- TO DO -
Find the lines that contain the word "Verify" and copy each one.

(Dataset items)
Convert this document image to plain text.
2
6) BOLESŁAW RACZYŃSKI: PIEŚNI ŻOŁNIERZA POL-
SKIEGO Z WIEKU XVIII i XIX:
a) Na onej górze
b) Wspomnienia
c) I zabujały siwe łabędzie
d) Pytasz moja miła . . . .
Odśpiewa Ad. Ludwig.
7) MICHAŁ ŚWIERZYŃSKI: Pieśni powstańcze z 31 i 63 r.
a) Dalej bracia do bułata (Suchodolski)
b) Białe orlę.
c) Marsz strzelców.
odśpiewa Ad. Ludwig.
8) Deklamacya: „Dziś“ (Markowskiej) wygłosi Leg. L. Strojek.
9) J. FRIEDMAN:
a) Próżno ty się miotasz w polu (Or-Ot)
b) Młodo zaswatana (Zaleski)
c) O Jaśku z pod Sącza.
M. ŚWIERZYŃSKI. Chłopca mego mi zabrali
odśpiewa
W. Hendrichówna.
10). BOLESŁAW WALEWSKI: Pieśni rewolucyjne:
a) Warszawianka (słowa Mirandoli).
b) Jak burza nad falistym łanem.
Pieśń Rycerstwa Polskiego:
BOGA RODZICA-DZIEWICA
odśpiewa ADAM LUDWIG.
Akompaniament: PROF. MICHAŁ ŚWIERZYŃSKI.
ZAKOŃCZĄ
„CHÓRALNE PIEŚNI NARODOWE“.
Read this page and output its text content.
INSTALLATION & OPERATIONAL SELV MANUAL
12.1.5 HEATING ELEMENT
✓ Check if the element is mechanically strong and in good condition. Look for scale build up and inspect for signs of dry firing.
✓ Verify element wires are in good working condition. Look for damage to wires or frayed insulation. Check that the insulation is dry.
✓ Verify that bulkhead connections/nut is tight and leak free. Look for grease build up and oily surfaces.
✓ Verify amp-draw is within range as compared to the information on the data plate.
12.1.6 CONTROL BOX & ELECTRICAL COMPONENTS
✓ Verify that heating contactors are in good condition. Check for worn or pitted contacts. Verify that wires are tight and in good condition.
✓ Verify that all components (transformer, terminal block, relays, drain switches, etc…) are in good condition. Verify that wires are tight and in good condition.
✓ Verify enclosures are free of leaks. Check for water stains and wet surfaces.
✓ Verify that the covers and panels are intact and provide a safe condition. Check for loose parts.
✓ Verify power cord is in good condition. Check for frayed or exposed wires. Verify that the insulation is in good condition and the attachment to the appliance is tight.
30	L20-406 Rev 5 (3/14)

- SOLUTION TO THIS TASK -
✓ Verify element wires are in good working condition. Look for damage to wires or frayed insulation. Check that the insulation is dry.
✓ Verify that bulkhead connections/nut is tight and leak free. Look for grease build up and oily surfaces.
✓ Verify amp-draw is within range as compared to the information on the data plate.
✓ Verify that heating contactors are in good condition. Check for worn or pitted contacts. Verify that wires are tight and in good condition.
✓ Verify that all components (transformer, terminal block, relays, drain switches, etc…) are in good condition. Verify that wires are tight and in good condition.
✓ Verify enclosures are free of leaks. Check for water stains and wet surfaces.
✓ Verify that the covers and panels are intact and provide a safe condition. Check for loose parts.
✓ Verify power cord is in good condition. Check for frayed or exposed wires. Verify that the insulation is in good condition and the attachment to the appliance is tight.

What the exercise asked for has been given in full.